* Start Recorded information *
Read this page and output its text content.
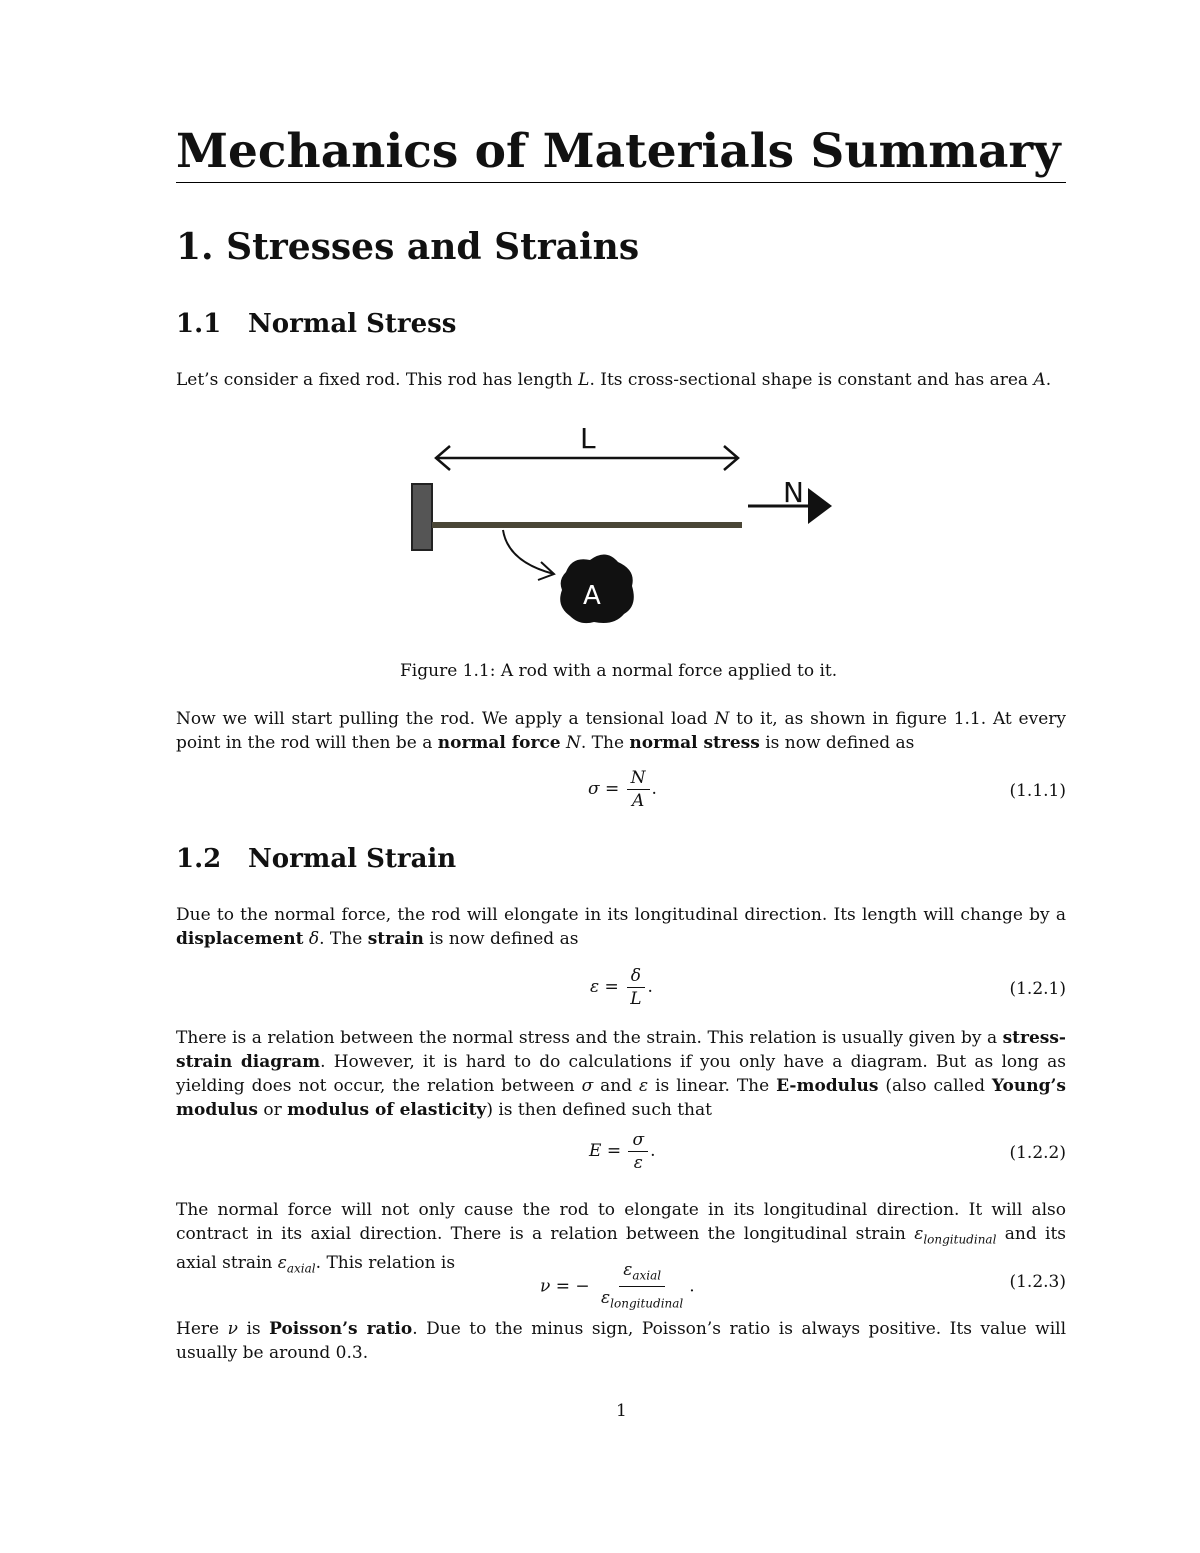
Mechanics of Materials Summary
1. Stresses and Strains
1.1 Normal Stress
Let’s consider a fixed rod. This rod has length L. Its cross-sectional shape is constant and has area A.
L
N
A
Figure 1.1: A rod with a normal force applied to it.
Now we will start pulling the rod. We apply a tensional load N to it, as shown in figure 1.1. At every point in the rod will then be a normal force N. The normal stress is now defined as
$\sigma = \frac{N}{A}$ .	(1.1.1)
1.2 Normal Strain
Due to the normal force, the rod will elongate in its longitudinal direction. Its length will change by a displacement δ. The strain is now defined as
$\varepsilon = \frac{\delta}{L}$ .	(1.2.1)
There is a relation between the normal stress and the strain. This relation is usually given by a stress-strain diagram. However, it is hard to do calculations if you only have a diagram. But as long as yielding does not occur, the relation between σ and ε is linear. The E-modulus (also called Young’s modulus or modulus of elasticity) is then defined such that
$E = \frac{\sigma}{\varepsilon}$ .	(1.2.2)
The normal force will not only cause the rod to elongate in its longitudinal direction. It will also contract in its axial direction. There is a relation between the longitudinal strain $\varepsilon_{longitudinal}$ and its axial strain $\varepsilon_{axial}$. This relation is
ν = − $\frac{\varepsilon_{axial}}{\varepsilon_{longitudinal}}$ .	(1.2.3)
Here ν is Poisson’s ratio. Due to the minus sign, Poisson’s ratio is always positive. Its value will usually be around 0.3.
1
* End Recorded information *
# What the task requires
Using the records given above, list every line that includes the word "length".

# Problem solution
Let’s consider a fixed rod. This rod has length L. Its cross-sectional shape is constant and has area A.
Due to the normal force, the rod will elongate in its longitudinal direction. Its length will change by a displacement δ. The strain is now defined as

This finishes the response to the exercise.